Every line of the data must be copied exactly.

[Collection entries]
◇ ◇ ◇

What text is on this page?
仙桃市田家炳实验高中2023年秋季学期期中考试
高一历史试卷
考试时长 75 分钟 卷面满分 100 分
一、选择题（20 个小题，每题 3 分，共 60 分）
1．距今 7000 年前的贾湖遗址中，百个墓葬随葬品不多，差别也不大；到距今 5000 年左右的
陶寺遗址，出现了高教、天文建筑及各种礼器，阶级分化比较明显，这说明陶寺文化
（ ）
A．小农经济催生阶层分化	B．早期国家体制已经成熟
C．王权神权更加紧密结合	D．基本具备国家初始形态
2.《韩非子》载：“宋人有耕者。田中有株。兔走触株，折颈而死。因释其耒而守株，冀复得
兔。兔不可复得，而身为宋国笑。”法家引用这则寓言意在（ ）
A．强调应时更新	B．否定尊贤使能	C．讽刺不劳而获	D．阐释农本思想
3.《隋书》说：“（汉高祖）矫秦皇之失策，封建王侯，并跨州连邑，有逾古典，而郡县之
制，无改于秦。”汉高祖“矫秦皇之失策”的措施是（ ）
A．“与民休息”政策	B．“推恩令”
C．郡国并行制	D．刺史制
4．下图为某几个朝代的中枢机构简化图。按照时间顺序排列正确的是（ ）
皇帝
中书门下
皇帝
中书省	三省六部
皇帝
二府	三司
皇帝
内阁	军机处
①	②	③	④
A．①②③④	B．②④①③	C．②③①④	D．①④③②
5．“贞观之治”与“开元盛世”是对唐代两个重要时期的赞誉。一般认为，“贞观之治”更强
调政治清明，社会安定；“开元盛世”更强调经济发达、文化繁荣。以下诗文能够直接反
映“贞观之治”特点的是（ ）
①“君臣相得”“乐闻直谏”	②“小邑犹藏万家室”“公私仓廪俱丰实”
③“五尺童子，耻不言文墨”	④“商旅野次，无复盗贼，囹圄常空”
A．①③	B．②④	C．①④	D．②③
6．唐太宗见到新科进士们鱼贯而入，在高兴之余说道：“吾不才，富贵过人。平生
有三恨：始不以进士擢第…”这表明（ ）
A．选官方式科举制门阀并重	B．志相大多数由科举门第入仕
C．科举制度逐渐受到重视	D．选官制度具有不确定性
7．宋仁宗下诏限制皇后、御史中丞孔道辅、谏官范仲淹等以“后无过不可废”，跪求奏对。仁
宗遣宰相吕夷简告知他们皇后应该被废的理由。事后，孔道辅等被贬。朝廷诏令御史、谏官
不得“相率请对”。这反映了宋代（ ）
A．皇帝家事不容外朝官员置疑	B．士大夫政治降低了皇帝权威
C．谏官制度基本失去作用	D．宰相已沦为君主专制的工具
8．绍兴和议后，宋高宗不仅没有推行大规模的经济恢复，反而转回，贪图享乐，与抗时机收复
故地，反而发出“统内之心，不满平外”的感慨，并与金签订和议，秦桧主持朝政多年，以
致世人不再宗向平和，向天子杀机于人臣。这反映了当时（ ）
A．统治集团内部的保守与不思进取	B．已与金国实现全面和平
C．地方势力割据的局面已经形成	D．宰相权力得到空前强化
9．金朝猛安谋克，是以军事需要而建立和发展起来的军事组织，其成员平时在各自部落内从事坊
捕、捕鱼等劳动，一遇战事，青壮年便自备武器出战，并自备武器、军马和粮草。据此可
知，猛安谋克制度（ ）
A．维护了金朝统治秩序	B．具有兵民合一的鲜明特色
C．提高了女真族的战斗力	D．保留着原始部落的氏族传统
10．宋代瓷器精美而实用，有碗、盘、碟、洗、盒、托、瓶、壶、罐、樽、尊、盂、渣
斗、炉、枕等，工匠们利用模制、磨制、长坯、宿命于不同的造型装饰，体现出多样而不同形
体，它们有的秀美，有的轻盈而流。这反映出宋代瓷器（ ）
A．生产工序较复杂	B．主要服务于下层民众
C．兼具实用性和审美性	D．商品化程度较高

◇ ◇ ◇

» **ANSWER TO THIS PROBLEM**:
What text is on this page?
仙桃市田家炳实验高中2023年秋季学期期中考试
高一历史试卷
考试时长 75 分钟 卷面满分 100 分
一、选择题（20 个小题，每题 3 分，共 60 分）
1．距今 7000 年前的贾湖遗址中，百个墓葬随葬品不多，差别也不大；到距今 5000 年左右的
陶寺遗址，出现了高教、天文建筑及各种礼器，阶级分化比较明显，这说明陶寺文化
（ ）
A．小农经济催生阶层分化	B．早期国家体制已经成熟
C．王权神权更加紧密结合	D．基本具备国家初始形态
2.《韩非子》载：“宋人有耕者。田中有株。兔走触株，折颈而死。因释其耒而守株，冀复得
兔。兔不可复得，而身为宋国笑。”法家引用这则寓言意在（ ）
A．强调应时更新	B．否定尊贤使能	C．讽刺不劳而获	D．阐释农本思想
3.《隋书》说：“（汉高祖）矫秦皇之失策，封建王侯，并跨州连邑，有逾古典，而郡县之
制，无改于秦。”汉高祖“矫秦皇之失策”的措施是（ ）
A．“与民休息”政策	B．“推恩令”
C．郡国并行制	D．刺史制
4．下图为某几个朝代的中枢机构简化图。按照时间顺序排列正确的是（ ）
皇帝
中书门下
皇帝
中书省	三省六部
皇帝
二府	三司
皇帝
内阁	军机处
①	②	③	④
A．①②③④	B．②④①③	C．②③①④	D．①④③②
5．“贞观之治”与“开元盛世”是对唐代两个重要时期的赞誉。一般认为，“贞观之治”更强
调政治清明，社会安定；“开元盛世”更强调经济发达、文化繁荣。以下诗文能够直接反
映“贞观之治”特点的是（ ）
①“君臣相得”“乐闻直谏”	②“小邑犹藏万家室”“公私仓廪俱丰实”
③“五尺童子，耻不言文墨”	④“商旅野次，无复盗贼，囹圄常空”
A．①③	B．②④	C．①④	D．②③
6．唐太宗见到新科进士们鱼贯而入，在高兴之余说道：“吾不才，富贵过人。平生
有三恨：始不以进士擢第…”这表明（ ）
A．选官方式科举制门阀并重	B．志相大多数由科举门第入仕
C．科举制度逐渐受到重视	D．选官制度具有不确定性
7．宋仁宗下诏限制皇后、御史中丞孔道辅、谏官范仲淹等以“后无过不可废”，跪求奏对。仁
宗遣宰相吕夷简告知他们皇后应该被废的理由。事后，孔道辅等被贬。朝廷诏令御史、谏官
不得“相率请对”。这反映了宋代（ ）
A．皇帝家事不容外朝官员置疑	B．士大夫政治降低了皇帝权威
C．谏官制度基本失去作用	D．宰相已沦为君主专制的工具
8．绍兴和议后，宋高宗不仅没有推行大规模的经济恢复，反而转回，贪图享乐，与抗时机收复
故地，反而发出“统内之心，不满平外”的感慨，并与金签订和议，秦桧主持朝政多年，以
致世人不再宗向平和，向天子杀机于人臣。这反映了当时（ ）
A．统治集团内部的保守与不思进取	B．已与金国实现全面和平
C．地方势力割据的局面已经形成	D．宰相权力得到空前强化
9．金朝猛安谋克，是以军事需要而建立和发展起来的军事组织，其成员平时在各自部落内从事坊
捕、捕鱼等劳动，一遇战事，青壮年便自备武器出战，并自备武器、军马和粮草。据此可
知，猛安谋克制度（ ）
A．维护了金朝统治秩序	B．具有兵民合一的鲜明特色
C．提高了女真族的战斗力	D．保留着原始部落的氏族传统
10．宋代瓷器精美而实用，有碗、盘、碟、洗、盒、托、瓶、壶、罐、樽、尊、盂、渣
斗、炉、枕等，工匠们利用模制、磨制、长坯、宿命于不同的造型装饰，体现出多样而不同形
体，它们有的秀美，有的轻盈而流。这反映出宋代瓷器（ ）
A．生产工序较复杂	B．主要服务于下层民众
C．兼具实用性和审美性	D．商品化程度较高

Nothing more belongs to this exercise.